◆ **WHAT YOU WILL DO**
Write the next paragraph of the gallery announcement for the Sonja Rieger exhibition Queen on the Nile, continuing after its final sentence.

• SONJA RIEGER: QUEEN ON THE NILE

    September 18 - October 17, 2015

Maus Contemporary is excited to announce Sonja Rieger - Queen on the Nile, the artist’s third one-person exhibition with the gallery.

Sonja Rieger’s new photographs were taken in the town of Camden, Alabama, some thirty eight miles from Selma, Alabama. As of the 2010 census, there were 2,020 people residing in the town; over one out of four households had a female householder with no husband present.

Rieger’s new series Queen on the Nile are portraits of young girls in their Halloween costumes, some of the costumes were purchased, some were homemade, as if cobbled together in a marvelous attempt to escape a reality, an everyday routine, a town too small, a place too hard. The girls‘ faces marvel at the camera, as if it would, could, transport them into their newly adopted identity; the superhero, the princess, the queen. In an attempt to document a moment of escape, of wishful “otherness”, we, the spectators, gaze at faces filled with excitement, happiness, shyness, and sometimes disillusion; but also stares of resolve, defiance, and determination.

◆ **DATA SEGMENT**
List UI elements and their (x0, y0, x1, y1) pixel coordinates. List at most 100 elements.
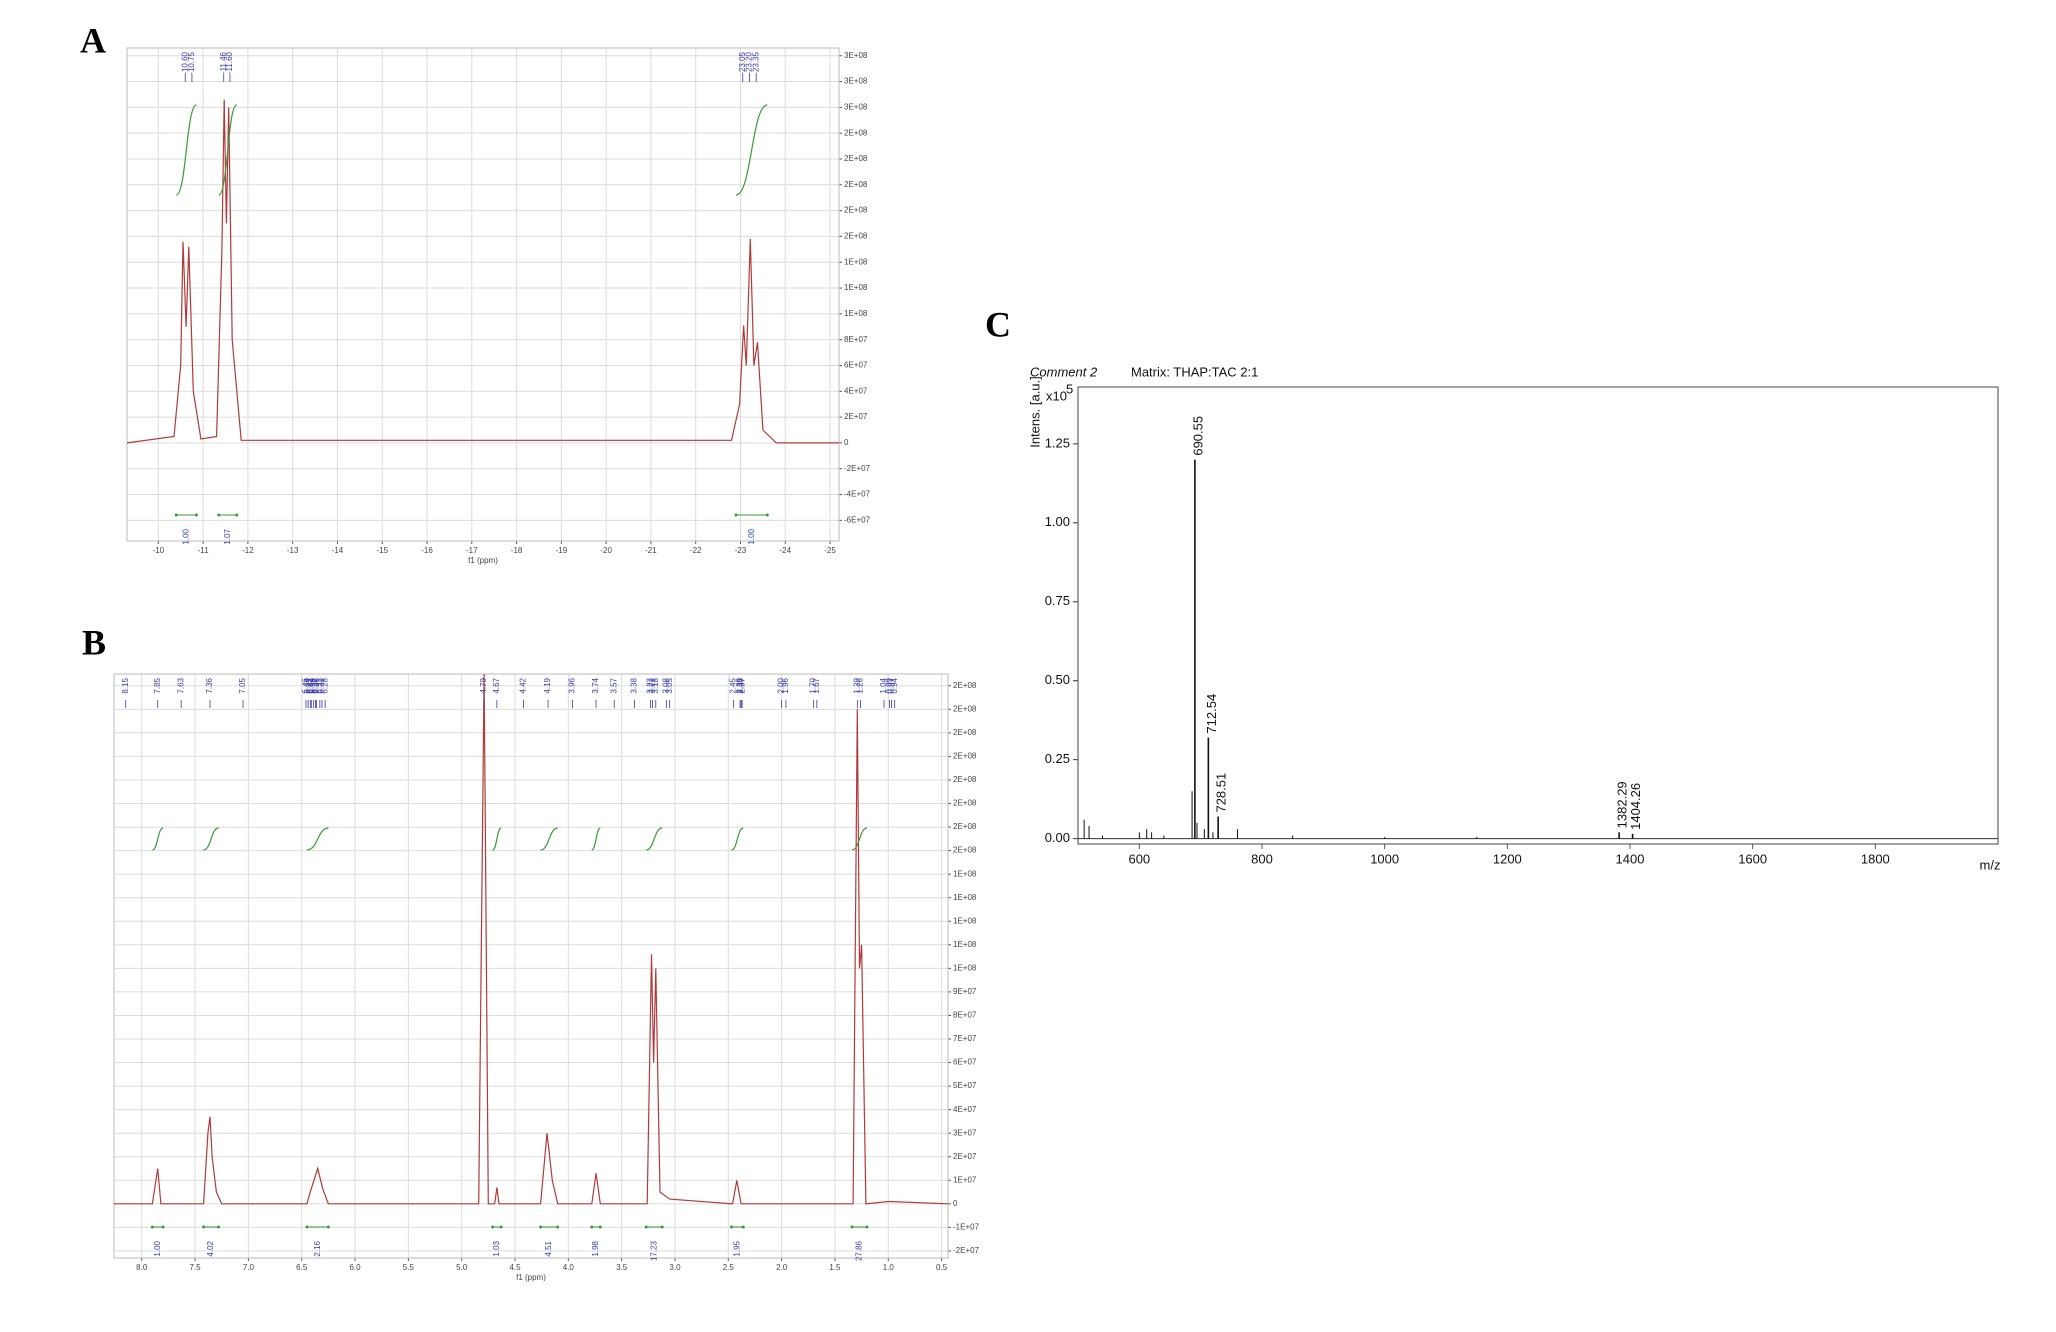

◆ **RESPONSE TO THIS EXERCISE**
Photographic portraits as social commentary have existed all through the medium’s life, and Rieger’s most recent series makes us immediately think of the photographs shot in South Alabama by Arthur Rothstein (1915-1986), while working for the U.S. government. Rothstein’s series of images shot in 1937 in Alabama - especially the image “Artelia Bendolph, Gee’s Bend, Alabama, 1937 ” (also on view in this exhibition). The photograph conveys a strong visual statement on the girl’s living condition, and an immediate parallel is drawn to the living condition of her fellow black Alabamians. The serious, weighted expression on the child’s face poignantly illustrates her disenfranchised social and economic position. The framing of the crude cabin window and the newspaper insulation with its unattainable food advertisements reinforce her isolation from the recovering American economy.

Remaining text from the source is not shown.